(begin)
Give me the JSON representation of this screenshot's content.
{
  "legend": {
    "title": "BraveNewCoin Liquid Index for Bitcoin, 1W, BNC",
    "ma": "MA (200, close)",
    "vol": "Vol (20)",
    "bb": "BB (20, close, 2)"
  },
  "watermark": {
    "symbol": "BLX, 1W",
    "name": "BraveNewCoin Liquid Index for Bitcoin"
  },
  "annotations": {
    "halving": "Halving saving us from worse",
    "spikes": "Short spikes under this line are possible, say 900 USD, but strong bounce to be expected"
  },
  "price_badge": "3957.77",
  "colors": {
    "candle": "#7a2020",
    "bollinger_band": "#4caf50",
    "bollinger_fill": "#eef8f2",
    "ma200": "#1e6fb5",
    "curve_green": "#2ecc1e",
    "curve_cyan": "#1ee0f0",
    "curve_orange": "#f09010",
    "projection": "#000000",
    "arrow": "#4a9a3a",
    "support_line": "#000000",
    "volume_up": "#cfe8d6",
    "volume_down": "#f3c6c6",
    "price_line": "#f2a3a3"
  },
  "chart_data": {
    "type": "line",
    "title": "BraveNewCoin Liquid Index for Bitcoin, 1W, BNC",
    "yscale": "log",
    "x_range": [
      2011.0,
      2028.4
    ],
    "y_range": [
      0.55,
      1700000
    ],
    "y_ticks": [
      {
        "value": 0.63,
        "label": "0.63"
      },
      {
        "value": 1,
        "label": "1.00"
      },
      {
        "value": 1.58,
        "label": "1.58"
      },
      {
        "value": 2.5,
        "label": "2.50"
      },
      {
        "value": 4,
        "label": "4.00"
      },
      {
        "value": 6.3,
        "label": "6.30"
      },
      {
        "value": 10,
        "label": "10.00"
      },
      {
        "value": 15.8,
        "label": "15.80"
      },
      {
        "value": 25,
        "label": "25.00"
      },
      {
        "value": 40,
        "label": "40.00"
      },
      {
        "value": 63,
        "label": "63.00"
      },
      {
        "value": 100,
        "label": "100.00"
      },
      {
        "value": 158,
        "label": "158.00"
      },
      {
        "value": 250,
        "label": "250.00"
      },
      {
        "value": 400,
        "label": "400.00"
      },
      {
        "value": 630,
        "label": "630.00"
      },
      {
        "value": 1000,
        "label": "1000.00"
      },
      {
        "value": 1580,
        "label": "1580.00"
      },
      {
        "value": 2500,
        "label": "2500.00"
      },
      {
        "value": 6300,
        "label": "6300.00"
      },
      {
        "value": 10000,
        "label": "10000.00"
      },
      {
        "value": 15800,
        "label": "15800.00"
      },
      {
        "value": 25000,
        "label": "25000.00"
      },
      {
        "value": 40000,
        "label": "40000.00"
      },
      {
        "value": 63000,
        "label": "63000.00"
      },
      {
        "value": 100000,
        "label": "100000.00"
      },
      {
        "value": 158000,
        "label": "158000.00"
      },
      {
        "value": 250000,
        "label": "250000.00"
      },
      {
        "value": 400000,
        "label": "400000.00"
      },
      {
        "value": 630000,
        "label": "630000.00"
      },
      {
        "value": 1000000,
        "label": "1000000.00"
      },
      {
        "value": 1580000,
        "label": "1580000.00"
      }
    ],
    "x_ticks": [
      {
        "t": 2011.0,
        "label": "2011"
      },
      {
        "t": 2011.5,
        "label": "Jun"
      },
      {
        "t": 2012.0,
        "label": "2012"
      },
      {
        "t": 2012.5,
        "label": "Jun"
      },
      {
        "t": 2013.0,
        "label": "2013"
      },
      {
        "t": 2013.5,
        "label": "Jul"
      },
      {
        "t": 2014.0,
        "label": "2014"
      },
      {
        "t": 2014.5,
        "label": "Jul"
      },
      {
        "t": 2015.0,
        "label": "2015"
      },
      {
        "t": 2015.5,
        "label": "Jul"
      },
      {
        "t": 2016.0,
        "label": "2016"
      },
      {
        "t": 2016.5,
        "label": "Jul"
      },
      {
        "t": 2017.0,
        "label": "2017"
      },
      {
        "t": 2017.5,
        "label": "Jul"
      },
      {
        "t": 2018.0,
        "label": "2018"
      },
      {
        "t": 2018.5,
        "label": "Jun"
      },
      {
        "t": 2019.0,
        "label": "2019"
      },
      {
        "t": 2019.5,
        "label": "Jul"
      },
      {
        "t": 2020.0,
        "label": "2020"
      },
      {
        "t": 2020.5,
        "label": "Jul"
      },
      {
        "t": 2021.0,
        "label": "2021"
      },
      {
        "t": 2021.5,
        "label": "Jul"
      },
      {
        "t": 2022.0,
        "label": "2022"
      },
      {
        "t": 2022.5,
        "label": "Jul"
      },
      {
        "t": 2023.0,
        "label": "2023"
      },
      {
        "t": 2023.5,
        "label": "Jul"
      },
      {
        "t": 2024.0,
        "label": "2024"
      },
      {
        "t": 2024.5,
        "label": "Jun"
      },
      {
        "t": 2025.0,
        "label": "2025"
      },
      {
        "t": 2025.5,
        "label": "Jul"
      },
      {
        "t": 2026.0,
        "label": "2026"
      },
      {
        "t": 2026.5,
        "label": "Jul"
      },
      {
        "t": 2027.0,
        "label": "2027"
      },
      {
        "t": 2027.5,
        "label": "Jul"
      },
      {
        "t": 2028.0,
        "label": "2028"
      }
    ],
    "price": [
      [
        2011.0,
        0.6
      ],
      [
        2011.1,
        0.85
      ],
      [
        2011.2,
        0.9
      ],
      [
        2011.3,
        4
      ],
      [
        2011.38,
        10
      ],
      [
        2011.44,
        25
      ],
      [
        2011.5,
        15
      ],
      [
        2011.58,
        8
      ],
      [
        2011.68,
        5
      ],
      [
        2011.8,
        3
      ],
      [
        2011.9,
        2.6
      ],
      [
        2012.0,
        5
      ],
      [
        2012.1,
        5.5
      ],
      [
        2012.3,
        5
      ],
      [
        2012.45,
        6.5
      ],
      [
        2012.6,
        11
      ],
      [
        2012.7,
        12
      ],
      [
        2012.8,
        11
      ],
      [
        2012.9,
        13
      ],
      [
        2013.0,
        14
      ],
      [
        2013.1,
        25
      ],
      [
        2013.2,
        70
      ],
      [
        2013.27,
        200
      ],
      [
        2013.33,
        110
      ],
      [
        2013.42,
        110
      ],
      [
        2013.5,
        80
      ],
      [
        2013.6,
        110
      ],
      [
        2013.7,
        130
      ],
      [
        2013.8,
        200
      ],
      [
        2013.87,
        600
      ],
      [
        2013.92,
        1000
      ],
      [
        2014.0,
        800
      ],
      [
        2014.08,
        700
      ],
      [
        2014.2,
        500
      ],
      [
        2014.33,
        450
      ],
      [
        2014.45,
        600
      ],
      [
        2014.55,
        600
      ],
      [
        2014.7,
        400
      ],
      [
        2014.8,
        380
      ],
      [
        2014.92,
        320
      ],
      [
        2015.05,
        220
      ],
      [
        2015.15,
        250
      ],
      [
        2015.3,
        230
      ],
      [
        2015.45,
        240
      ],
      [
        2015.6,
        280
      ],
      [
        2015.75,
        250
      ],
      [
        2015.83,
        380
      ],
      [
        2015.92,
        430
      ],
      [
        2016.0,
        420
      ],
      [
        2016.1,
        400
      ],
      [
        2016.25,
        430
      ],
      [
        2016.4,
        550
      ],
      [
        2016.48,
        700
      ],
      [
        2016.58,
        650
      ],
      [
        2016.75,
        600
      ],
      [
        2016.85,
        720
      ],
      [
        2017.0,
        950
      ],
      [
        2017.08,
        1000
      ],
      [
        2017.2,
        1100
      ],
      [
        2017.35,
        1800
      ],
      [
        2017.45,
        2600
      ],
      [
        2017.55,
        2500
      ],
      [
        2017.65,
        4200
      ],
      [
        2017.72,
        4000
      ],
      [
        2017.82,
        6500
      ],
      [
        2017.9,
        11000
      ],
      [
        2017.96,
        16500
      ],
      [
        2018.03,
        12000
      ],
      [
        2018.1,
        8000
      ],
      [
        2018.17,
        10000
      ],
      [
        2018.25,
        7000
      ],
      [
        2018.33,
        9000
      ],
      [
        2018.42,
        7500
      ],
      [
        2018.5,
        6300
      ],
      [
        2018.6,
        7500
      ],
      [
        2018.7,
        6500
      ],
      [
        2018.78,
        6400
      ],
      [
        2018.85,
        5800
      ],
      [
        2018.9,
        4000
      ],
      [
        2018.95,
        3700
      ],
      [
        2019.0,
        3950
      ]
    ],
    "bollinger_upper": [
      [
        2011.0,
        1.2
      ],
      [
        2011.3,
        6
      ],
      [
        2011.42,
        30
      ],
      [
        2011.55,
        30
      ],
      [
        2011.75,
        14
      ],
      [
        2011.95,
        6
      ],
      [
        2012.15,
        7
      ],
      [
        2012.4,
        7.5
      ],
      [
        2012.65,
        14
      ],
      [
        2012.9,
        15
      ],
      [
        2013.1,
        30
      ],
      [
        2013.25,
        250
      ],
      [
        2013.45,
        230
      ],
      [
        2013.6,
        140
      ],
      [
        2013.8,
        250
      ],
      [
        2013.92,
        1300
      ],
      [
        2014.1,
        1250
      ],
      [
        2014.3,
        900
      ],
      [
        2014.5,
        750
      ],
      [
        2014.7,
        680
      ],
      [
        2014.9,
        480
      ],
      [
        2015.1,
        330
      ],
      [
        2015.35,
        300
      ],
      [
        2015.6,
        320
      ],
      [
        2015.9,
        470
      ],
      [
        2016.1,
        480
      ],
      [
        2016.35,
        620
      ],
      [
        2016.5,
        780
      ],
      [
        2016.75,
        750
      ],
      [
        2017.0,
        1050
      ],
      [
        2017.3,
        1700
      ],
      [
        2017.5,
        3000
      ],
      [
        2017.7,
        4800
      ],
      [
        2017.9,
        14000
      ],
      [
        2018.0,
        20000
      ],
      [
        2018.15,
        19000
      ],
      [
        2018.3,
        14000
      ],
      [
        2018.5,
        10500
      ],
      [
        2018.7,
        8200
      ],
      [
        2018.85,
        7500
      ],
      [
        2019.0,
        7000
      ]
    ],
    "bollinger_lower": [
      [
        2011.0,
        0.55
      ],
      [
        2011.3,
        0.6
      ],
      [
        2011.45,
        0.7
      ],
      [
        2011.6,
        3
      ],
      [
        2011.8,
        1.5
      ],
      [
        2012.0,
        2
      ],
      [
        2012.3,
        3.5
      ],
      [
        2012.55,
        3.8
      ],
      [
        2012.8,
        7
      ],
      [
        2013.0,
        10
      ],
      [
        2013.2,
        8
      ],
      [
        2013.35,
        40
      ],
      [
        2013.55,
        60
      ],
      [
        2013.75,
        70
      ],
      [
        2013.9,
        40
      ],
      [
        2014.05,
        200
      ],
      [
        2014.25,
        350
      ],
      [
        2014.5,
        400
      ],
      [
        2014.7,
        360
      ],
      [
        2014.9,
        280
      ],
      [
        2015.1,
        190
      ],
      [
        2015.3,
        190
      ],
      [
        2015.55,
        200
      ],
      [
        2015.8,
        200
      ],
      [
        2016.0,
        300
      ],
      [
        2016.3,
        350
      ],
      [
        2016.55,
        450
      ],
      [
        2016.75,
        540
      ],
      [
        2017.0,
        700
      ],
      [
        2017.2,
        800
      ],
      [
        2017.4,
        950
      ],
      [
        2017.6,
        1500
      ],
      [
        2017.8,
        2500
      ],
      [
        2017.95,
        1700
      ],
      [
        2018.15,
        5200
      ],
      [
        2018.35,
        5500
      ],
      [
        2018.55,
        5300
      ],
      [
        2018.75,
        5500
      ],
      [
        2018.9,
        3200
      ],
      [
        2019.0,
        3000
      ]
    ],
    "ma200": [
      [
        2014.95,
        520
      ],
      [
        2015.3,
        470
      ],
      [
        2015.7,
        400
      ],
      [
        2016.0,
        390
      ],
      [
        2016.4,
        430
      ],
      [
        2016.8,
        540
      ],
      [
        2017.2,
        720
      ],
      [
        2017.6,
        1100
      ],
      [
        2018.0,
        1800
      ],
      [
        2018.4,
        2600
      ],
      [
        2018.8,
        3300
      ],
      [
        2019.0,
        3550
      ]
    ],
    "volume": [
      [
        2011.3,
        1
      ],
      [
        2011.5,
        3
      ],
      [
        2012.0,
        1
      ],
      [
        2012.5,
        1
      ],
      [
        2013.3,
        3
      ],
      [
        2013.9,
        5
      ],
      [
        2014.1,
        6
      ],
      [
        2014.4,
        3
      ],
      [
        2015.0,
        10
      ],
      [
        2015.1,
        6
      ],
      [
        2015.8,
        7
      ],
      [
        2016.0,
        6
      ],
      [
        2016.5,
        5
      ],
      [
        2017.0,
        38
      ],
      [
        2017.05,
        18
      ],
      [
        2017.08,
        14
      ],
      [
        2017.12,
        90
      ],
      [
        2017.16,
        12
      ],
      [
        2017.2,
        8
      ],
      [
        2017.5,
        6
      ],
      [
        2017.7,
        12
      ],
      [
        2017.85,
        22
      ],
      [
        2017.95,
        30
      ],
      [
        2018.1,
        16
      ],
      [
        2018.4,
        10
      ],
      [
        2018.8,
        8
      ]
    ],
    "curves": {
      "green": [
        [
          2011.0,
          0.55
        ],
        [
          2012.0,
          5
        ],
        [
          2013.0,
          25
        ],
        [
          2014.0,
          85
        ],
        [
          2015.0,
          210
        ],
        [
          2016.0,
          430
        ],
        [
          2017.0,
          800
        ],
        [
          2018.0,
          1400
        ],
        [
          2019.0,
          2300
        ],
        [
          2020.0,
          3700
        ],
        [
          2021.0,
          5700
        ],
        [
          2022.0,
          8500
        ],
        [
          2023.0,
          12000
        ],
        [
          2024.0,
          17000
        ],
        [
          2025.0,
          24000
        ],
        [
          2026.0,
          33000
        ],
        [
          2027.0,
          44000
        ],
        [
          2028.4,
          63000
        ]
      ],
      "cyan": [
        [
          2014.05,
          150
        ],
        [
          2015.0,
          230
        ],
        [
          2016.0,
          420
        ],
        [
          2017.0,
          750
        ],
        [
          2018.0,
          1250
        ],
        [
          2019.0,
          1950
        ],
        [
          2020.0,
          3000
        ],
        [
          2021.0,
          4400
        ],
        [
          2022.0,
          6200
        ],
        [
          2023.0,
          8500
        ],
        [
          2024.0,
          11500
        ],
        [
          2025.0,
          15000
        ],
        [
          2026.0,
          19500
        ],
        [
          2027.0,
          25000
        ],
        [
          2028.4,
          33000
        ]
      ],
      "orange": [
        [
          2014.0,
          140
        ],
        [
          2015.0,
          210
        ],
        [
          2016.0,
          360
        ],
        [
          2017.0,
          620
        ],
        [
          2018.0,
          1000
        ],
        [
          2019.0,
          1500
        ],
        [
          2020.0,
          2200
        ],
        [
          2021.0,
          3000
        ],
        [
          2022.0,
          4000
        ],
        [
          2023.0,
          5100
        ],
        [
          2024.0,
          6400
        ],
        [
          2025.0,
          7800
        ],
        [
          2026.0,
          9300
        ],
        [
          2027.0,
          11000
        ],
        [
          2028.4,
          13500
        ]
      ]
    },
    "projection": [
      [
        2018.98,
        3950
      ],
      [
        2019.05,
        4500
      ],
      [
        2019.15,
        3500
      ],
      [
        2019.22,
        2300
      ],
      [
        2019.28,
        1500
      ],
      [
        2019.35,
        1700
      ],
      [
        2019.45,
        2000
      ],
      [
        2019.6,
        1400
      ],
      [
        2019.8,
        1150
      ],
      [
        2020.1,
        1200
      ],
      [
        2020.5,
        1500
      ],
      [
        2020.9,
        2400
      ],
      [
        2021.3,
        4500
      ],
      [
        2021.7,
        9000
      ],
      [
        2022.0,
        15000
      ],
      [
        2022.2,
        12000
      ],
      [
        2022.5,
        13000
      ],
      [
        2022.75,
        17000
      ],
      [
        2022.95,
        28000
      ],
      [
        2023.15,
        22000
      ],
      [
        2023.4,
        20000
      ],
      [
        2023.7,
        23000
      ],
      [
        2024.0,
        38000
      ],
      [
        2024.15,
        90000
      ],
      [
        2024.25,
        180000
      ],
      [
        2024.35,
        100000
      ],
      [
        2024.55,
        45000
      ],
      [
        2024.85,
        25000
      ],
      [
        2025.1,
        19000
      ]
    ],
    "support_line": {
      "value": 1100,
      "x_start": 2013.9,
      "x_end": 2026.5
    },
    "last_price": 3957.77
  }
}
(end)
**PROBLEM STATEMENT:**
Say how many lines above hold the word "this", giving only the count.

**SOLUTION TO THE EXERCISE:**
2